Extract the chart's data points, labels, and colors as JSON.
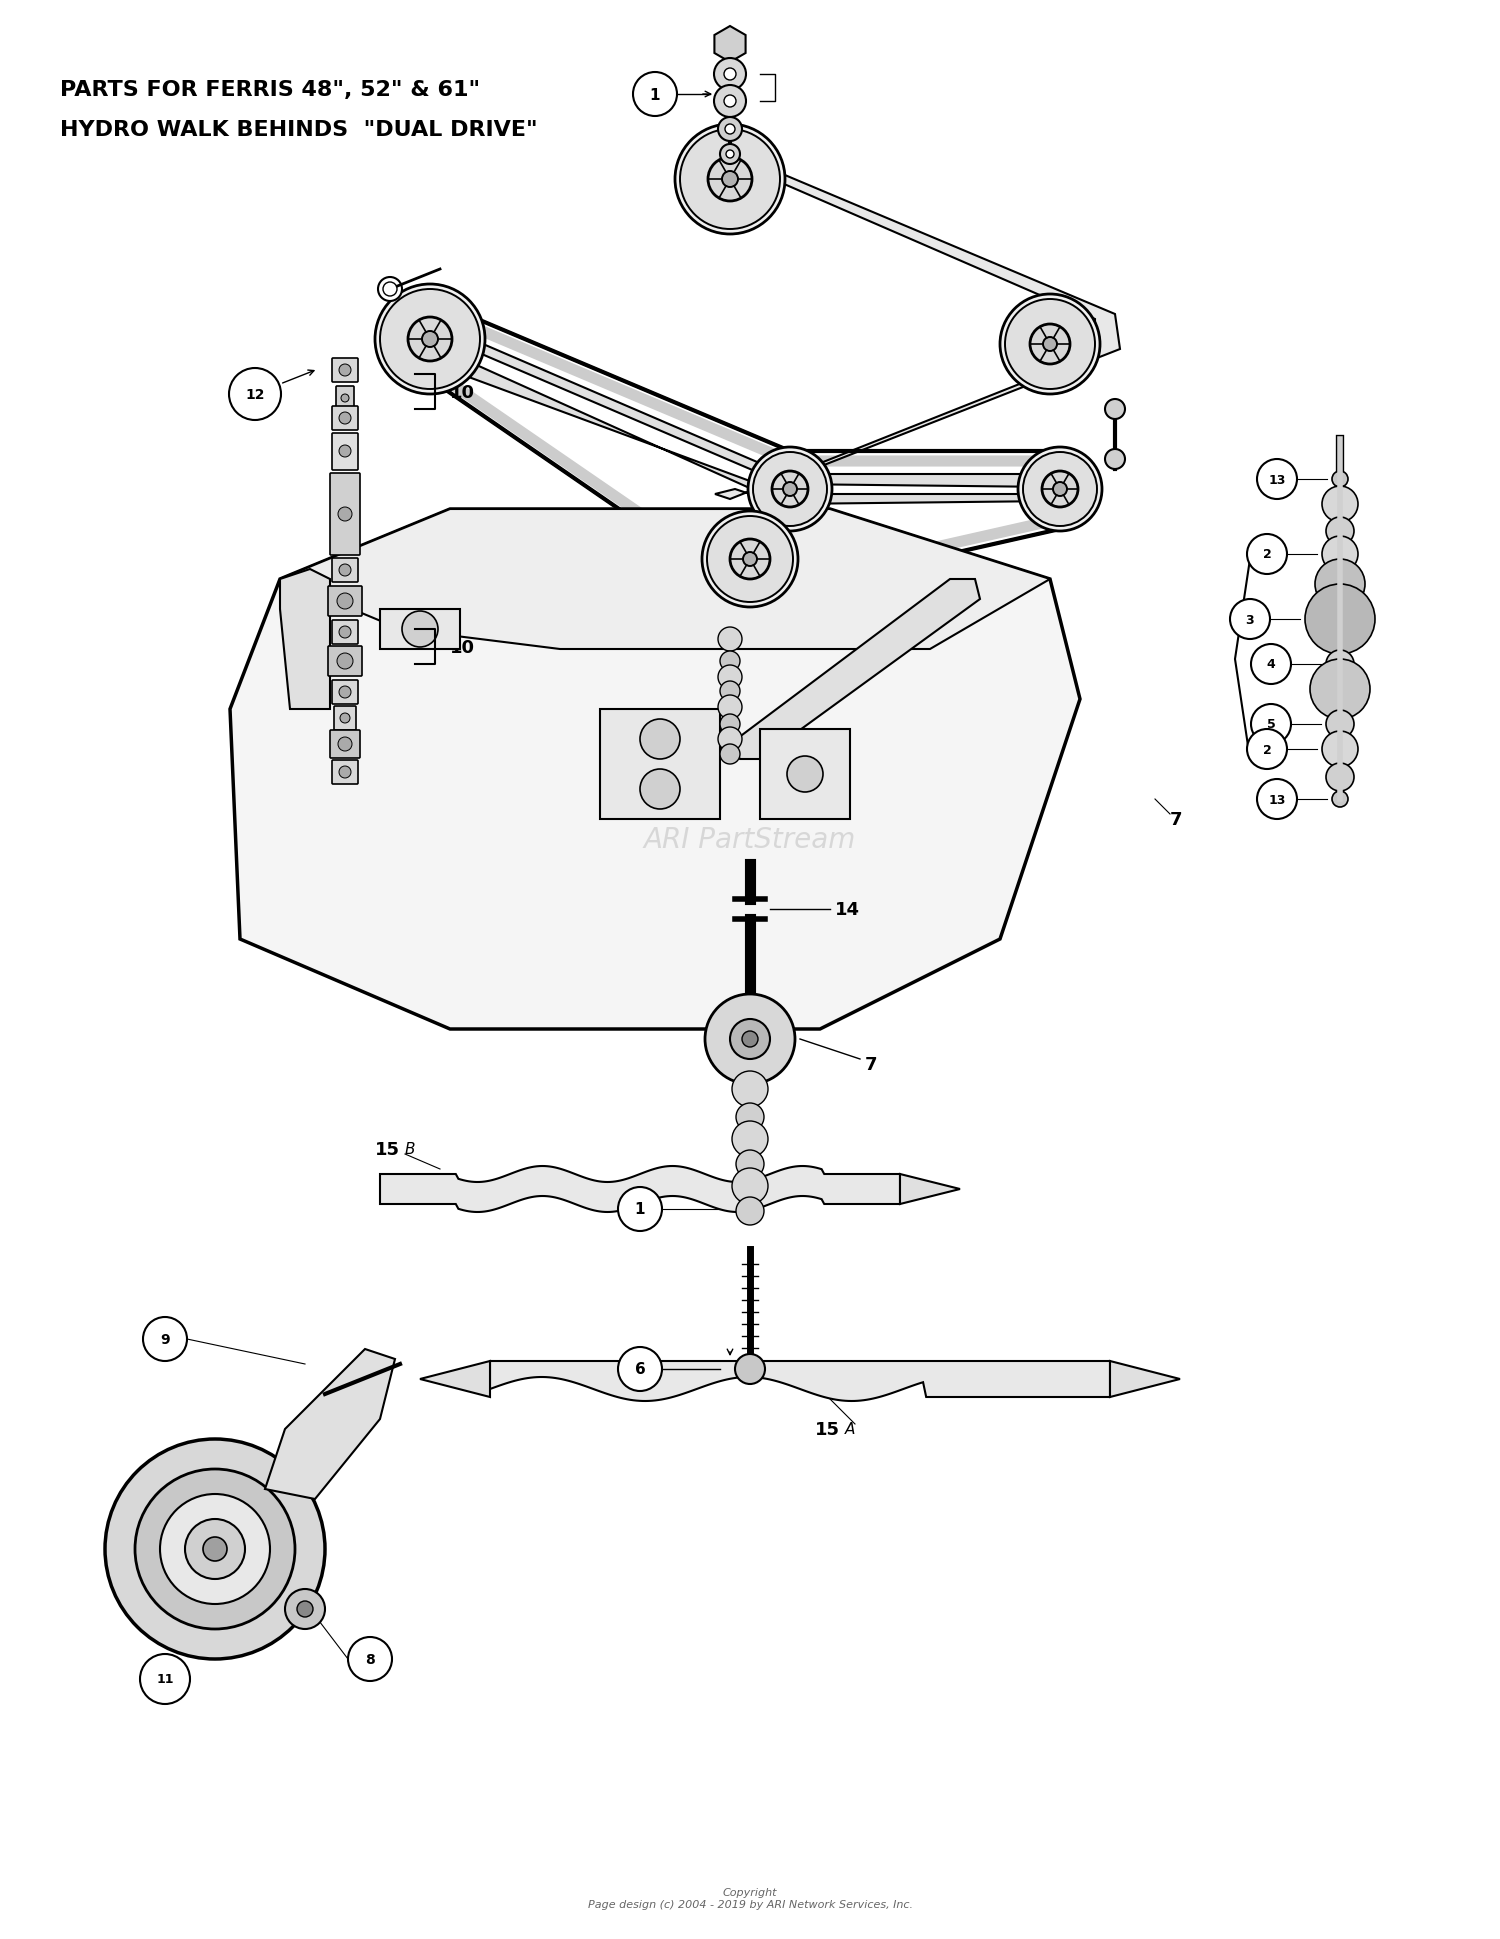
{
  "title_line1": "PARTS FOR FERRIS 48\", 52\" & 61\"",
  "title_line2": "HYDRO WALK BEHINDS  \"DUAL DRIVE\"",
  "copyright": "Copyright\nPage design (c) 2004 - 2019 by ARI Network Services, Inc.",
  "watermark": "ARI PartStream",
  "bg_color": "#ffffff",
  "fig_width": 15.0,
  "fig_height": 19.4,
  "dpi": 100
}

» **TASK OBJECTIVE**:
With the pictures omitted, reproduce the records in full and exactly.

» **IN RESPONSE**:
Extract the chart's data points, labels, and colors as JSON.
{
  "title_line1": "PARTS FOR FERRIS 48\", 52\" & 61\"",
  "title_line2": "HYDRO WALK BEHINDS  \"DUAL DRIVE\"",
  "copyright": "Copyright\nPage design (c) 2004 - 2019 by ARI Network Services, Inc.",
  "watermark": "ARI PartStream",
  "bg_color": "#ffffff",
  "fig_width": 15.0,
  "fig_height": 19.4,
  "dpi": 100
}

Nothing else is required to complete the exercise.